- [Dokumentauszug]:
☆ ☆ ☆ ☆ ☆

SAPHO-Syndrom als seltene Nebenwirkung
Die AkdÄ hat nun eine mögliche seltene Nebenwirkung von Isotretinoin herausgestellt. Konkreter Anlass ist der Fall eines 14-jährigen Patienten. Er wurde aufgrund seiner Akne mit dem Wirkstoff behandelt. Unter der Therapie kam es innerhalb von drei Wochen zu einer starken Gewichtsabnahme, außerdem verschlechterte sich der Hautzustand. Die Isotretinoin-Dosis wurde daraufhin schrittweise reduziert, gleichzeitig wurde Methylprednisolon angesetzt.
„Innerhalb von drei weiteren Wochen kam es bei nun stabilem Gewicht zu rezidivierendem Fieber bis 39°C bei weiter bestehender Acne fulminans mit Verdacht auf Superinfektion sowie multiplen, teils sehr schmerzhaften Arthralgien (Schultern, Thorax-Skelett, Brustbein, Ellenbogen, rechtes Handgelenk, Hüfte, Knie) und Myalgien, und der Patient wurde stationär aufgenommen“, berichtet die AkdÄ. Blutuntersuchungen zeigten deutliche Entzündungsmarker, Rheumafaktoren waren jedoch negativ. Das MRT zeigte multiple Osteitisherde – typisch für das sogenannte „SAPHO-Syndrom“. Da ein Zusammenhang mit Isotretinoin vermutet wurde, wurde das Medikament abgesetzt. Als Differentialdiagnose stand eine Akne fulminans im Raum.

☆ ☆ ☆ ☆ ☆

- [Auszüge aus Datensätzen]:
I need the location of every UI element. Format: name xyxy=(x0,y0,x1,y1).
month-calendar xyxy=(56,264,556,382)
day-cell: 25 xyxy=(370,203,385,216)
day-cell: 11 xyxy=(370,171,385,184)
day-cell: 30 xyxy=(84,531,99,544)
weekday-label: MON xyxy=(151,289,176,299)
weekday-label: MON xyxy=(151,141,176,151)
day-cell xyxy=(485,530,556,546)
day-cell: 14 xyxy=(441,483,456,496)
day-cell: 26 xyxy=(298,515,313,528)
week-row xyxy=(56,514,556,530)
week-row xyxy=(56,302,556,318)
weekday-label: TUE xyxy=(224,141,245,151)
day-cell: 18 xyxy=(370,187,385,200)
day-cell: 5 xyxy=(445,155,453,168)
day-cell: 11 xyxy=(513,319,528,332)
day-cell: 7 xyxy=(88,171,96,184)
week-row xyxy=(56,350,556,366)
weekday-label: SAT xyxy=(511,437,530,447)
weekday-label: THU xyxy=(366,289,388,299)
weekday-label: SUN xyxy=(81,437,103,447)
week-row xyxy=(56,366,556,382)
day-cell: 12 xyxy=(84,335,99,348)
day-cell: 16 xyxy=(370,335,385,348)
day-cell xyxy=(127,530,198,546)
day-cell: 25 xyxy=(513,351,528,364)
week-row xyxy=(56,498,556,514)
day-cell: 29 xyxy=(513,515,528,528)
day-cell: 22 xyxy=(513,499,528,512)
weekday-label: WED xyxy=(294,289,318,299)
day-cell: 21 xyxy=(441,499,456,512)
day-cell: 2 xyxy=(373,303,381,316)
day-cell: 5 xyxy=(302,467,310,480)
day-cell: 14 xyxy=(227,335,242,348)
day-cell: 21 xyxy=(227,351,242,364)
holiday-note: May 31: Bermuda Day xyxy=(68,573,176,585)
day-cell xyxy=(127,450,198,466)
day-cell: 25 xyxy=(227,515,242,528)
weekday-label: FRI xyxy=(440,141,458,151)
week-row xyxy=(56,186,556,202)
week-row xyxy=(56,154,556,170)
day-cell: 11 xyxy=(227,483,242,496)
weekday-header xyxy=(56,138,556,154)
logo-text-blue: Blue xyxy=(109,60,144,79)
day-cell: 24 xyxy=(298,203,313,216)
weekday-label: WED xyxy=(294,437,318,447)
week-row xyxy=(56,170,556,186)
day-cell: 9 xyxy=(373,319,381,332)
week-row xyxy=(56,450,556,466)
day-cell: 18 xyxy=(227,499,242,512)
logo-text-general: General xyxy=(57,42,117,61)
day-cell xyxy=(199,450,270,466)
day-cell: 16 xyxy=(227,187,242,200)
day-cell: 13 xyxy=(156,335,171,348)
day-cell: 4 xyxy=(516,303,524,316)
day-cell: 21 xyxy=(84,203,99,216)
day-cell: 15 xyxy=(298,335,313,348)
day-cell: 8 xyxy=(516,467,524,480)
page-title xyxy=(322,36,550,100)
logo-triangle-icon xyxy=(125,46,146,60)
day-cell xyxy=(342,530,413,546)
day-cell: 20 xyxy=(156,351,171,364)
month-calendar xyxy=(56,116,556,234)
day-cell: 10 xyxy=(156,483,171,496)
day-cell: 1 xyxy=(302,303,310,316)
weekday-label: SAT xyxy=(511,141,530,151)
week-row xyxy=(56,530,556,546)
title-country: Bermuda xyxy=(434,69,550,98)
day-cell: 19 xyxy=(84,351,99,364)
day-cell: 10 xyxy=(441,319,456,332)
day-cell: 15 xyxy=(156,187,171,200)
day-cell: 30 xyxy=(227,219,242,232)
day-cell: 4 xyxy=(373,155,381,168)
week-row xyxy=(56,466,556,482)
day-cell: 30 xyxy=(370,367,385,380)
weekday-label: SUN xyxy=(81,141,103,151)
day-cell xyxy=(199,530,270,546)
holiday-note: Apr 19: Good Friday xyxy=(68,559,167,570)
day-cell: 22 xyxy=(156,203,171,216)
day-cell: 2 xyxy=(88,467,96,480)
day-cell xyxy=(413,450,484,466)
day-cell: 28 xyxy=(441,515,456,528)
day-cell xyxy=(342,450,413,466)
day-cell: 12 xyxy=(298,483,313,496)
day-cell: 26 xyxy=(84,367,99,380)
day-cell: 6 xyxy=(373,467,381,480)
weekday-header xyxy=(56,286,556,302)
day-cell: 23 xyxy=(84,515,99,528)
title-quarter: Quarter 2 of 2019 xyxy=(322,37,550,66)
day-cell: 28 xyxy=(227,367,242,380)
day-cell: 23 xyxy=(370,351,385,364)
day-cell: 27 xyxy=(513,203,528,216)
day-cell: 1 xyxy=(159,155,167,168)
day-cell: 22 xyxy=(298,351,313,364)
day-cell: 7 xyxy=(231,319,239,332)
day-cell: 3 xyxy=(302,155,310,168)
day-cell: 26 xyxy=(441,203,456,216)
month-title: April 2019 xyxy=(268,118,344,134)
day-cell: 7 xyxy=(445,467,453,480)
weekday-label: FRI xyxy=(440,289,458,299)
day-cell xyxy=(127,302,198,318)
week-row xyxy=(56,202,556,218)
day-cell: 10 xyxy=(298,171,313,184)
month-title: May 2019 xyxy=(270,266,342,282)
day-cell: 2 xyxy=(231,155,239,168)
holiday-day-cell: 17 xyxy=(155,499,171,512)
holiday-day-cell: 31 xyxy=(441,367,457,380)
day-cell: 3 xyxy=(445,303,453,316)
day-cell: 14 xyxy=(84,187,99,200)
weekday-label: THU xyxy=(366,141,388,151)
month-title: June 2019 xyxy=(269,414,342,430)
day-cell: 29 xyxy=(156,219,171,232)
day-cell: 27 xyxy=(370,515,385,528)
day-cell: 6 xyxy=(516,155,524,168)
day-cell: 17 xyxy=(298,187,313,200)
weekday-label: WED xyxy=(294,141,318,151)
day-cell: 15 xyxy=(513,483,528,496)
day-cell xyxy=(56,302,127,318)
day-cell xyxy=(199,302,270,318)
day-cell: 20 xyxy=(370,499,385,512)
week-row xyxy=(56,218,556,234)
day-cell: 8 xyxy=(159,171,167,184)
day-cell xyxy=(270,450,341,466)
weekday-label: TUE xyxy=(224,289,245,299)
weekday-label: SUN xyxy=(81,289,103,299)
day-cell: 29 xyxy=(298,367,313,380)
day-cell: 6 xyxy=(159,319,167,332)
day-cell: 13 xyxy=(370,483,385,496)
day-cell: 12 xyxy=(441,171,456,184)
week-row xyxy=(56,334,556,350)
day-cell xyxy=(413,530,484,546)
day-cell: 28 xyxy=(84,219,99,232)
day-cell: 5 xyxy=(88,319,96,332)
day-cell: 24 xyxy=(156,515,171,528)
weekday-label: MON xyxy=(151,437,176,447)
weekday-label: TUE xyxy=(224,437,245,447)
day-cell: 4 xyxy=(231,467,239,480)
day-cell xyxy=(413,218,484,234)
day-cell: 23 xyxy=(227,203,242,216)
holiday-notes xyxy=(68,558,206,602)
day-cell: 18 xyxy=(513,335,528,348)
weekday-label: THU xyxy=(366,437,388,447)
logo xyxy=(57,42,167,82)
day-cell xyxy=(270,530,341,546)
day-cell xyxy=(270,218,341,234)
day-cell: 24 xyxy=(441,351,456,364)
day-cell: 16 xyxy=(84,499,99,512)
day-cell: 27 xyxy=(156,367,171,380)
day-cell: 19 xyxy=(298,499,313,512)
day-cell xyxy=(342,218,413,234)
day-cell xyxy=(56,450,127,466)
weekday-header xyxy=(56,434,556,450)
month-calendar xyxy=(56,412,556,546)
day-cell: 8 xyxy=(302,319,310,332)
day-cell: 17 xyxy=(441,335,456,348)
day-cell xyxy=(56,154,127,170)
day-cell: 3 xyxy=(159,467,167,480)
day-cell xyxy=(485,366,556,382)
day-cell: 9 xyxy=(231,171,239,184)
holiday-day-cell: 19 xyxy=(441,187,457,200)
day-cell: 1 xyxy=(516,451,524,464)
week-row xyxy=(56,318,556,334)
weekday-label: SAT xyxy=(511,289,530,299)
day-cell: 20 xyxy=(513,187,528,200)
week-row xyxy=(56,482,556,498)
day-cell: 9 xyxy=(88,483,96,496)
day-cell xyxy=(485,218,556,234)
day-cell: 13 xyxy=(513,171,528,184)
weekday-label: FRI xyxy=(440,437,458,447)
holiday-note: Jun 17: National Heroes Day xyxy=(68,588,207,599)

☆ ☆ ☆ ☆ ☆

- [Arbeitsauftrag 1]: Welcher Wirkstoff wurde laut dem Text über das SAPHO-Syndrom angesetzt, als man die Isotretinoin-Dosis schrittweise verringerte?
- [Arbeitsauftrag 2]: Führen Sie bitte den Text über das SAPHO-Syndrom im Anschluss an seinen letzten Satz fort.

- [Schriftliche Antwort 1]: Methylprednisolon.

- [Schriftliche Antwort 2]:
SAPHO-Syndrom – was ist das eigentlich?
Der Name des Syndroms setzt sich aus den typischen Symptomen Synovitis, Arthritis, Pustulose, Hyperostose, Osteitis zusammen – sie alle umfassen verschiedene Knochen- und Hautmanifestationen, die subakut, rezidivierend oder chronisch verlaufen können. Besonders häufig sind Brustwand, Wirbelsäule und Iliosakralgelenke betroffen. Bei Kindern können auch die langen Extremitätenknochen Schaden nehmen. Bevor es zu skelettalen Symptomen kommt, können Hauterscheinungen wie Pustulose, Akne oder Psoriasis auftreten, auch entzündliche Darmerkrankungen oder Fieber sind möglich.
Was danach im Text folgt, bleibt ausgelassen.